Locate the string "comments" in the listing below. Copy every line where it is found.

┌──

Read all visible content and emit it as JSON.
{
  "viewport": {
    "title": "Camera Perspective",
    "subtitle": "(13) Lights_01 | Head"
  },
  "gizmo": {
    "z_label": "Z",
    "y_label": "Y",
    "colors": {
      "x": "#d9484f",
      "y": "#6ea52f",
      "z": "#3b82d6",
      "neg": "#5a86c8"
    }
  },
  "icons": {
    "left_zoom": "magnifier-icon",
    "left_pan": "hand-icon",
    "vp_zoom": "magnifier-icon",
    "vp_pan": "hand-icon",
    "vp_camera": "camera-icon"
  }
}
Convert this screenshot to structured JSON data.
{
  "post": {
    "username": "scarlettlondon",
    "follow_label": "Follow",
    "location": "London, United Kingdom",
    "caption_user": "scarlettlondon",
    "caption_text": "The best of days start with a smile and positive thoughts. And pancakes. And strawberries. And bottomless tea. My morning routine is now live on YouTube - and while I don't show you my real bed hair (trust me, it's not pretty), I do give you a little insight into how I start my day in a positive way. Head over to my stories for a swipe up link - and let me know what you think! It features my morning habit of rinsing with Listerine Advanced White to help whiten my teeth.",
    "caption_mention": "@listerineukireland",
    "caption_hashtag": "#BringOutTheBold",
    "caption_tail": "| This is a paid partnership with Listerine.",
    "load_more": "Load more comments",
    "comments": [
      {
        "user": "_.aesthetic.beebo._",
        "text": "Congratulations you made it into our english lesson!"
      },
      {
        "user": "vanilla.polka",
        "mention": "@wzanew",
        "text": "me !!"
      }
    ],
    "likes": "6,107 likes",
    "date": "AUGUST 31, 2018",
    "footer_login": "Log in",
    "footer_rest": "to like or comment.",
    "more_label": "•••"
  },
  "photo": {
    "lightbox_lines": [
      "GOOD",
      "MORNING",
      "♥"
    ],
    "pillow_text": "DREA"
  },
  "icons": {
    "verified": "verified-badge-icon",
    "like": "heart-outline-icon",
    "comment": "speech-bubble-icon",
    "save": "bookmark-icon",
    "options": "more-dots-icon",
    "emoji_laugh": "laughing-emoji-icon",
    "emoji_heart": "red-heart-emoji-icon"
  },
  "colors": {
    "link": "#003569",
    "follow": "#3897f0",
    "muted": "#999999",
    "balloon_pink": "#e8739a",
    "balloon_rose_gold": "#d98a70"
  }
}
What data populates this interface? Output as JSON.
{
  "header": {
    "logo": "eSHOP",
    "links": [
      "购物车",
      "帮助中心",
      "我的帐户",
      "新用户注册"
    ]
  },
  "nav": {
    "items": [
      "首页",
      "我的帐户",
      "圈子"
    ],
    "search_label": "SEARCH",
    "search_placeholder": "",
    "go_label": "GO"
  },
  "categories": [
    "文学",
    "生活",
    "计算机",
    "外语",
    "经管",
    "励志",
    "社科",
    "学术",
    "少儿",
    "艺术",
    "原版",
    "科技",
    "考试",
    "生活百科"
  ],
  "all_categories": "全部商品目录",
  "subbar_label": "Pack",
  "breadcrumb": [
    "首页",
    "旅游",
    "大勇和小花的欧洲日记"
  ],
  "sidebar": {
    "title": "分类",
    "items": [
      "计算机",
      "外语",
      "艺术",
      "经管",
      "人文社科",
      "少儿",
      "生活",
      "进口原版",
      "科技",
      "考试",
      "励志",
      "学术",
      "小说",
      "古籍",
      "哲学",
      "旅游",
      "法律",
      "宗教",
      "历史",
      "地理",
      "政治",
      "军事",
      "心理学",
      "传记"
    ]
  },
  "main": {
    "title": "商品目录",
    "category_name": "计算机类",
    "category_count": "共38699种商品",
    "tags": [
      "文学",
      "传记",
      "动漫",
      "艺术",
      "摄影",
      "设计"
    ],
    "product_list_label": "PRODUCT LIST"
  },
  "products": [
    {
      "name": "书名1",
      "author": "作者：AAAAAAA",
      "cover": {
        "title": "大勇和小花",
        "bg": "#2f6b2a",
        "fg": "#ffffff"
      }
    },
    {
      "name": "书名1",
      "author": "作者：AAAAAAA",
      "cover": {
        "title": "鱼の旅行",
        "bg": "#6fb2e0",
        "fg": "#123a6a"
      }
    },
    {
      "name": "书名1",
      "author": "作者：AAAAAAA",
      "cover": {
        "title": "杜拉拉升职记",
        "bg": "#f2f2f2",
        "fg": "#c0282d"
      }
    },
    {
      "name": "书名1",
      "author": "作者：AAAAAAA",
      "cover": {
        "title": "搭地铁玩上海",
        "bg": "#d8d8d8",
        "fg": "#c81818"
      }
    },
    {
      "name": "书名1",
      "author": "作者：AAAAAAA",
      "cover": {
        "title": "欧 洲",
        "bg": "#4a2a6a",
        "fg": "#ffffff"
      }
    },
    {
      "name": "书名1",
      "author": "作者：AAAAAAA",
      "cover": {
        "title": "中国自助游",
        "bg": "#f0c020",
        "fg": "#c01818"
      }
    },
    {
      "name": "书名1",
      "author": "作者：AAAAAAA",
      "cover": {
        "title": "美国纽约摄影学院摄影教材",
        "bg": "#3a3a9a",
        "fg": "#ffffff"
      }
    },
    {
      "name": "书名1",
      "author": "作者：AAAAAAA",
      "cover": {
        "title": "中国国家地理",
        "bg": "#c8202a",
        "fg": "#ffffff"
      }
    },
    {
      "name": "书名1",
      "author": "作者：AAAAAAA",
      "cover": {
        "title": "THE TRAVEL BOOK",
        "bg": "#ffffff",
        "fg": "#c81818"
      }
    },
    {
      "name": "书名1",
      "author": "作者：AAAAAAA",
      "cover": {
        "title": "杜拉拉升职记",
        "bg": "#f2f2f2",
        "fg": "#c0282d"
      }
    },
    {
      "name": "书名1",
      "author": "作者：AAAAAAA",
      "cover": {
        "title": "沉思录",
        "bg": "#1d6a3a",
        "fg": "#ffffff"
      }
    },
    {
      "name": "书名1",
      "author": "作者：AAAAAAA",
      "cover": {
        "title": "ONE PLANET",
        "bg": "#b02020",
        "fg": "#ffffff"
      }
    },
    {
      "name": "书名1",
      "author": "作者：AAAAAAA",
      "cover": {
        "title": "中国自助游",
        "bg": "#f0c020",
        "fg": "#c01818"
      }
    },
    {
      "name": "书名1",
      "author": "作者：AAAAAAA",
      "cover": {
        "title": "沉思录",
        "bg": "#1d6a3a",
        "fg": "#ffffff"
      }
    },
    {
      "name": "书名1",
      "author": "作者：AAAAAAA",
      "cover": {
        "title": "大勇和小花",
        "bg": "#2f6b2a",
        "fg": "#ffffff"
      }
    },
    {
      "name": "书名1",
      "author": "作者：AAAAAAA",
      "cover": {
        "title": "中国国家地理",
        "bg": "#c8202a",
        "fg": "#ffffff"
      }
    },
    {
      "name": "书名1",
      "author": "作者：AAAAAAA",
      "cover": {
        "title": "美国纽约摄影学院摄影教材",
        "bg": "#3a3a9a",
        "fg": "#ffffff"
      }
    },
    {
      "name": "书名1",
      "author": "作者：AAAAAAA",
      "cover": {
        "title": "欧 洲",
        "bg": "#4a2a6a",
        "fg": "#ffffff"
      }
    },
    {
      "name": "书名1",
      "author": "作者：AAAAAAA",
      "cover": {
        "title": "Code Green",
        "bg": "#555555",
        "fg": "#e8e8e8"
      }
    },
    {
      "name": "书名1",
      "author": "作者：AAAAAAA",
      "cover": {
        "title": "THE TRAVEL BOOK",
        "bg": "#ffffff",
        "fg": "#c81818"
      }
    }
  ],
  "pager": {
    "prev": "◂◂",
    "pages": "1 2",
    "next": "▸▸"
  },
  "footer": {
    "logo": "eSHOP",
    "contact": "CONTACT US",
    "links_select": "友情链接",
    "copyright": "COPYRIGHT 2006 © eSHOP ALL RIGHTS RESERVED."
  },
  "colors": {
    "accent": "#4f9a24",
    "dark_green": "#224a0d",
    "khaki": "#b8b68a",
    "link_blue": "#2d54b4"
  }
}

└──

WRITTEN RESPONSE |
    "load_more": "Load more comments",
    "comments": [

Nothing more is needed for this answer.